Stored data

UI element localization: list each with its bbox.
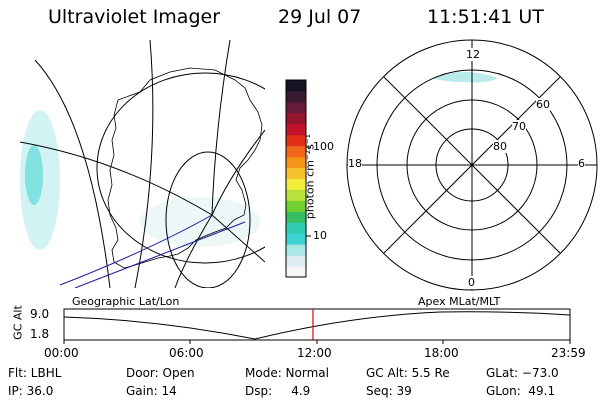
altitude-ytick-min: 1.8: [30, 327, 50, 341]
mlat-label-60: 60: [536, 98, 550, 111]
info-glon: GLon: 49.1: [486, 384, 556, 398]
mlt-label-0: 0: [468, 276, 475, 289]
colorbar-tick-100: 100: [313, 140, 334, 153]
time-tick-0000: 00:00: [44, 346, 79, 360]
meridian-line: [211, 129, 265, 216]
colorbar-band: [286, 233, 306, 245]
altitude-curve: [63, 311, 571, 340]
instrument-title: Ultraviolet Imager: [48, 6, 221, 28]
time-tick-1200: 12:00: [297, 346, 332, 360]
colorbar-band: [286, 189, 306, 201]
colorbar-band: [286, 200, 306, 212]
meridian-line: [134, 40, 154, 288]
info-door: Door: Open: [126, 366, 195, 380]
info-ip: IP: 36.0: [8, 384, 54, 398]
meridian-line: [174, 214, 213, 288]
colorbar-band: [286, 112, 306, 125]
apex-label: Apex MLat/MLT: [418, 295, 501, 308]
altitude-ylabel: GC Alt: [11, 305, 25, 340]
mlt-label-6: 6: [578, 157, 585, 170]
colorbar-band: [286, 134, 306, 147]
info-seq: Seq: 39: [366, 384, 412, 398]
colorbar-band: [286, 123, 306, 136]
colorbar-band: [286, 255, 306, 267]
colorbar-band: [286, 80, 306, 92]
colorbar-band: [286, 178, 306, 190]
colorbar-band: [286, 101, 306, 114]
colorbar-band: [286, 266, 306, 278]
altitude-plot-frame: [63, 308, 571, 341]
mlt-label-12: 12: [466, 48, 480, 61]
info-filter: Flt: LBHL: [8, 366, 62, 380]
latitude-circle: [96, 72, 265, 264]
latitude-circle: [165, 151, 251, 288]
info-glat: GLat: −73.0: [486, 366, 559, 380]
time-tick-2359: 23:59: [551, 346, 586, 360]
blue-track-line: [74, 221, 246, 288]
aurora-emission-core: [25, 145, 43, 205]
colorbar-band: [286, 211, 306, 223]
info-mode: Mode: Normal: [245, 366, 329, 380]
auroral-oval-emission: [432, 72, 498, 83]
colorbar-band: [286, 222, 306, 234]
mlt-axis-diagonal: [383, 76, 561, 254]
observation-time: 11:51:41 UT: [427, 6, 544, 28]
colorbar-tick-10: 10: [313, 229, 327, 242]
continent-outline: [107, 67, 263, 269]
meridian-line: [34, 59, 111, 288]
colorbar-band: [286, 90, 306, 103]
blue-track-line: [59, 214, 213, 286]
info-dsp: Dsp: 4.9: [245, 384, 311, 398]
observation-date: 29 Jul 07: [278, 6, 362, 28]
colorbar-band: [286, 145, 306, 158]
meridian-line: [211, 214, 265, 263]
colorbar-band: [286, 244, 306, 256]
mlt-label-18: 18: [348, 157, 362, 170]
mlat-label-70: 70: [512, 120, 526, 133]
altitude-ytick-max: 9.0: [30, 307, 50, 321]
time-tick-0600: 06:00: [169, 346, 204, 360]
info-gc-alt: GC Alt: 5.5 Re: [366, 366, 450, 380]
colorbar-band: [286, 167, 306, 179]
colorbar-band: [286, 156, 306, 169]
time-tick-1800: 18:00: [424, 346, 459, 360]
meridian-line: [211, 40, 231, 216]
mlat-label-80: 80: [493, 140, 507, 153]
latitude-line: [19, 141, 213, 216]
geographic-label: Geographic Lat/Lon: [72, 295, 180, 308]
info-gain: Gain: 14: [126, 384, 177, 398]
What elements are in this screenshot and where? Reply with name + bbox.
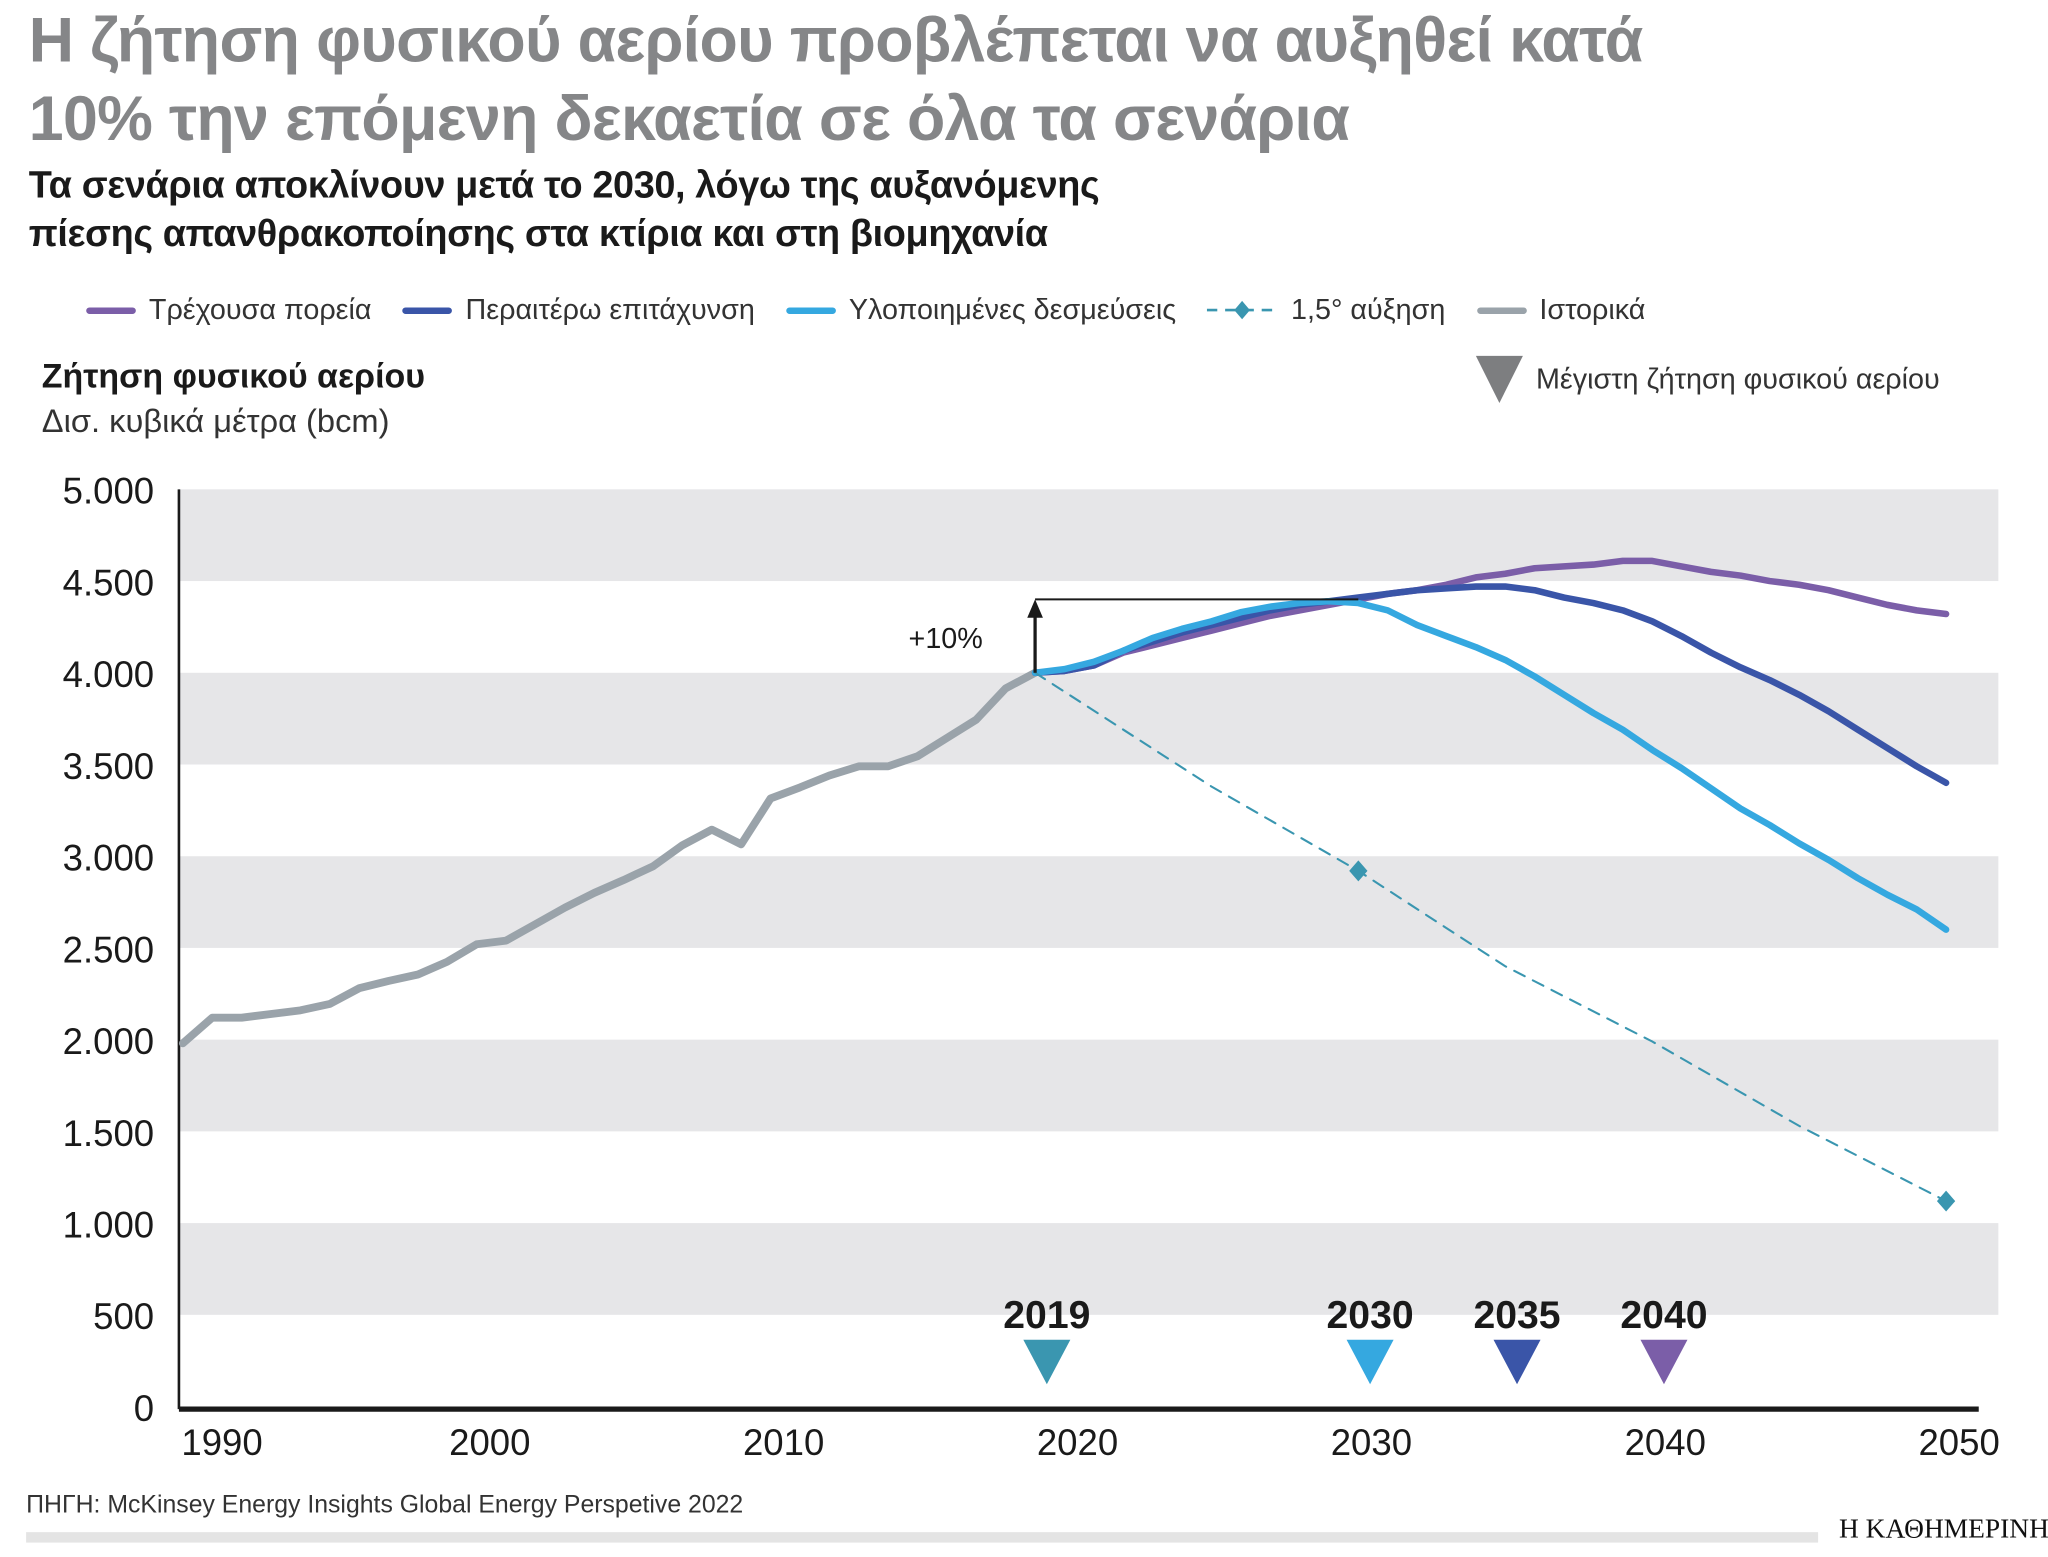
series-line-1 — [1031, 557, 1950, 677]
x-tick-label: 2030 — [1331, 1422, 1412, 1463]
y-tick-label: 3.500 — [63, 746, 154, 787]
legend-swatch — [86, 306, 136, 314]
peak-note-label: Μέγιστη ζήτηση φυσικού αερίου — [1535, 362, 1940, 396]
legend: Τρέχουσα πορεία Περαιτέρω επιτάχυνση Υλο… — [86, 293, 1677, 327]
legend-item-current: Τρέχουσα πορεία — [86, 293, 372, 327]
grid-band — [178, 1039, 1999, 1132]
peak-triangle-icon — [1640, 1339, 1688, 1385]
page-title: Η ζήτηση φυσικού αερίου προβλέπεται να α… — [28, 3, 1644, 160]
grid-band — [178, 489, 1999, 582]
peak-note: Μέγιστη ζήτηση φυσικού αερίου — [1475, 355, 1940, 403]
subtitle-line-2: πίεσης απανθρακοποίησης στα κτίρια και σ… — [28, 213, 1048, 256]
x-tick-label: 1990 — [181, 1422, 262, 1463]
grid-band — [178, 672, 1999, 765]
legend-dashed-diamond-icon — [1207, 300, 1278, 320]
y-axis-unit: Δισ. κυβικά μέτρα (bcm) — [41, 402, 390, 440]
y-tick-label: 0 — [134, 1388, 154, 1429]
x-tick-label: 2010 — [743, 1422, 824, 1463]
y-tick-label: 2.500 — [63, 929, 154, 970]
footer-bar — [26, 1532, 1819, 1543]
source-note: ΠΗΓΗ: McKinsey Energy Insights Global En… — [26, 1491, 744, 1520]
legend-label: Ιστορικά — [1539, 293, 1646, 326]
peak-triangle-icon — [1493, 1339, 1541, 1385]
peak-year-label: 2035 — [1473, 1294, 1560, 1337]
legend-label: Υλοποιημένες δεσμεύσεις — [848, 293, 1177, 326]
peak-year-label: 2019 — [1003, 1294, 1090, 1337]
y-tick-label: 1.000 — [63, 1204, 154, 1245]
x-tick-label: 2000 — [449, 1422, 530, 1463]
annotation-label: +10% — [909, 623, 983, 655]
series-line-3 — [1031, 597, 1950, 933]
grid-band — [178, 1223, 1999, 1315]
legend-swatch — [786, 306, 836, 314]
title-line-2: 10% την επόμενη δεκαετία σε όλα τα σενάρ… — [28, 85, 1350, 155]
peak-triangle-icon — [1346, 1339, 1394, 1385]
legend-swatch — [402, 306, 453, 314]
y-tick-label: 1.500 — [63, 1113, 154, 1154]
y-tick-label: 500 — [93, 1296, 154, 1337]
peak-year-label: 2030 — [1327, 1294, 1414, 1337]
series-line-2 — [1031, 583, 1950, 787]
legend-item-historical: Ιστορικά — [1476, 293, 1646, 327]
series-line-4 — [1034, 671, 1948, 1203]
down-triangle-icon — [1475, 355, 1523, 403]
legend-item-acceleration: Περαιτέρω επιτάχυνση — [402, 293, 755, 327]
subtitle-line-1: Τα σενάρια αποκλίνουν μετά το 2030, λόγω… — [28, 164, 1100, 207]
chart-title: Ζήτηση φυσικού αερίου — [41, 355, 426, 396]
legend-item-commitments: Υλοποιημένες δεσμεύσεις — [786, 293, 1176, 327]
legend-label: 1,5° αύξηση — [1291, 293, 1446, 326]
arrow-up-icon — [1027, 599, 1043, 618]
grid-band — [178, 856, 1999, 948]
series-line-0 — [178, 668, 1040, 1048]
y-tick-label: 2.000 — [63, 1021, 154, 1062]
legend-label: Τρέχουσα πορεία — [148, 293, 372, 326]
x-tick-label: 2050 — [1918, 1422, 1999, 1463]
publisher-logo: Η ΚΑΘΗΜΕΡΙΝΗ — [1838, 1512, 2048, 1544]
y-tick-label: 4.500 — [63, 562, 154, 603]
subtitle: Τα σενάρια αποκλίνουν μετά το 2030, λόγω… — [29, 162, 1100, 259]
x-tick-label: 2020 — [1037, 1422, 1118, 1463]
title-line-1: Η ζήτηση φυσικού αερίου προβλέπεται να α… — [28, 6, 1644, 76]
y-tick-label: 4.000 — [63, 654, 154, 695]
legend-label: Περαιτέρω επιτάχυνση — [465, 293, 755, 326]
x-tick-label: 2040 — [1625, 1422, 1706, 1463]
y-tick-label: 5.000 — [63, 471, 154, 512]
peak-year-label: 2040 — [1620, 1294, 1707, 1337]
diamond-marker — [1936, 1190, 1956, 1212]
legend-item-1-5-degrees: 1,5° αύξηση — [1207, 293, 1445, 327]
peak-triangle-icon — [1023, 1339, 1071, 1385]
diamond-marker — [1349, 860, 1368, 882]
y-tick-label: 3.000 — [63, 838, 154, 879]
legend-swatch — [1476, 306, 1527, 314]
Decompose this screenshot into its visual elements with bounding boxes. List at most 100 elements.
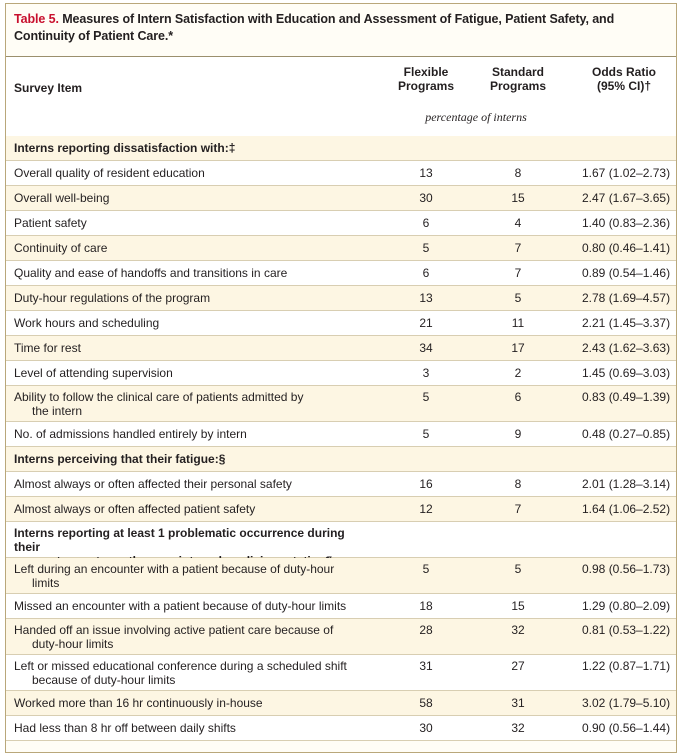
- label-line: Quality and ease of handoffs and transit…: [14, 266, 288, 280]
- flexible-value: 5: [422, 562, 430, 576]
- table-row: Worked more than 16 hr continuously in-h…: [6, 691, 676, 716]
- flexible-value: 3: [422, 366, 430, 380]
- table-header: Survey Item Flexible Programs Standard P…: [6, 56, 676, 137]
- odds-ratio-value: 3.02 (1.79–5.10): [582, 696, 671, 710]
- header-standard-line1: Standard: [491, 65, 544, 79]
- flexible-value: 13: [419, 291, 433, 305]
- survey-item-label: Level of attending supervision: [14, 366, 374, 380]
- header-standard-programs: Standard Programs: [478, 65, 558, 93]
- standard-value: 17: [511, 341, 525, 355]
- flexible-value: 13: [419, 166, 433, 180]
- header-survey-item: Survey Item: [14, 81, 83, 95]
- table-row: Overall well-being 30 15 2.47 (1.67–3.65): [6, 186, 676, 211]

--- TASK INSTRUCTIONS ---
Write out the records as a JSON list of strings, one string per line and no blank lines, starting at the line with "- label-line: Quality" and running through the end of the records.

--- EXERCISE RESULT ---
[
  "- label-line: Quality and ease of handoffs and transit…: [14, 266, 288, 280]",
  "- flexible-value: 5: [422, 562, 430, 576]",
  "- table-row: Worked more than 16 hr continuously in-h…: [6, 691, 676, 716]",
  "- flexible-value: 3: [422, 366, 430, 380]",
  "- table-header: Survey Item Flexible Programs Standard P…: [6, 56, 676, 137]",
  "- odds-ratio-value: 3.02 (1.79–5.10): [582, 696, 671, 710]",
  "- header-standard-line1: Standard: [491, 65, 544, 79]",
  "- flexible-value: 13: [419, 291, 433, 305]",
  "- survey-item-label: Level of attending supervision: [14, 366, 374, 380]",
  "- header-standard-programs: Standard Programs: [478, 65, 558, 93]",
  "- standard-value: 17: [511, 341, 525, 355]",
  "- flexible-value: 13: [419, 166, 433, 180]",
  "- header-survey-item: Survey Item: [14, 81, 83, 95]",
  "- table-row: Overall well-being 30 15 2.47 (1.67–3.65): [6, 186, 676, 211]"
]